Objective
Output every line below without omitting or altering anything.

________

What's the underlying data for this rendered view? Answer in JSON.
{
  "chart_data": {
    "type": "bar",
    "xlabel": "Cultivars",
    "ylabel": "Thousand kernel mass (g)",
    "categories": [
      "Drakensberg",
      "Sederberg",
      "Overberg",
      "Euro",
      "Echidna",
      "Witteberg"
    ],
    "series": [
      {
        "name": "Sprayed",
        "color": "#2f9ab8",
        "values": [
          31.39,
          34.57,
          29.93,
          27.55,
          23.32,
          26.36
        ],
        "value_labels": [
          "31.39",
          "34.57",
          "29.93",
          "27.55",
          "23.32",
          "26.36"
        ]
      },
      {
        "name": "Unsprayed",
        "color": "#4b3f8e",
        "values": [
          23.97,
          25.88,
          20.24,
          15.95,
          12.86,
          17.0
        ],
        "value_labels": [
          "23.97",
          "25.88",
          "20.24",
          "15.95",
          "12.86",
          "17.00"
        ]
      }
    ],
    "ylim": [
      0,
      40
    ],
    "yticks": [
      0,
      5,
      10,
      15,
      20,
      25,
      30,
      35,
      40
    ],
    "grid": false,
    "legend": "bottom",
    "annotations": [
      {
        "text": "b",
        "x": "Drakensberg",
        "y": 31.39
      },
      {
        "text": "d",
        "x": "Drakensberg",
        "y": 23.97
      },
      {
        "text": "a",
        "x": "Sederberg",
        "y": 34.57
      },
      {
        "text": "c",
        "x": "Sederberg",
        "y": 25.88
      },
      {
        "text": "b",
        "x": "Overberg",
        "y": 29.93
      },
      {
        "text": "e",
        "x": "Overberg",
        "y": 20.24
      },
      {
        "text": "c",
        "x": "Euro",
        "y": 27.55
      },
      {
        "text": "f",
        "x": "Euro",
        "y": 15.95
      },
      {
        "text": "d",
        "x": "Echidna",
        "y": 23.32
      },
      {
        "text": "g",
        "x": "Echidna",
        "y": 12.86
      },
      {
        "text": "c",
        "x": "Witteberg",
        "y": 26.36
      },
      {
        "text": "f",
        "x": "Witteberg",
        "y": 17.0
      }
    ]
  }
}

________

Solution for this problem
What's the underlying data for this rendered view? Answer in JSON.
{
  "chart_data": {
    "type": "bar",
    "xlabel": "Cultivars",
    "ylabel": "Thousand kernel mass (g)",
    "categories": [
      "Drakensberg",
      "Sederberg",
      "Overberg",
      "Euro",
      "Echidna",
      "Witteberg"
    ],
    "series": [
      {
        "name": "Sprayed",
        "color": "#2f9ab8",
        "values": [
          31.39,
          34.57,
          29.93,
          27.55,
          23.32,
          26.36
        ],
        "value_labels": [
          "31.39",
          "34.57",
          "29.93",
          "27.55",
          "23.32",
          "26.36"
        ]
      },
      {
        "name": "Unsprayed",
        "color": "#4b3f8e",
        "values": [
          23.97,
          25.88,
          20.24,
          15.95,
          12.86,
          17.0
        ],
        "value_labels": [
          "23.97",
          "25.88",
          "20.24",
          "15.95",
          "12.86",
          "17.00"
        ]
      }
    ],
    "ylim": [
      0,
      40
    ],
    "yticks": [
      0,
      5,
      10,
      15,
      20,
      25,
      30,
      35,
      40
    ],
    "grid": false,
    "legend": "bottom",
    "annotations": [
      {
        "text": "b",
        "x": "Drakensberg",
        "y": 31.39
      },
      {
        "text": "d",
        "x": "Drakensberg",
        "y": 23.97
      },
      {
        "text": "a",
        "x": "Sederberg",
        "y": 34.57
      },
      {
        "text": "c",
        "x": "Sederberg",
        "y": 25.88
      },
      {
        "text": "b",
        "x": "Overberg",
        "y": 29.93
      },
      {
        "text": "e",
        "x": "Overberg",
        "y": 20.24
      },
      {
        "text": "c",
        "x": "Euro",
        "y": 27.55
      },
      {
        "text": "f",
        "x": "Euro",
        "y": 15.95
      },
      {
        "text": "d",
        "x": "Echidna",
        "y": 23.32
      },
      {
        "text": "g",
        "x": "Echidna",
        "y": 12.86
      },
      {
        "text": "c",
        "x": "Witteberg",
        "y": 26.36
      },
      {
        "text": "f",
        "x": "Witteberg",
        "y": 17.0
      }
    ]
  }
}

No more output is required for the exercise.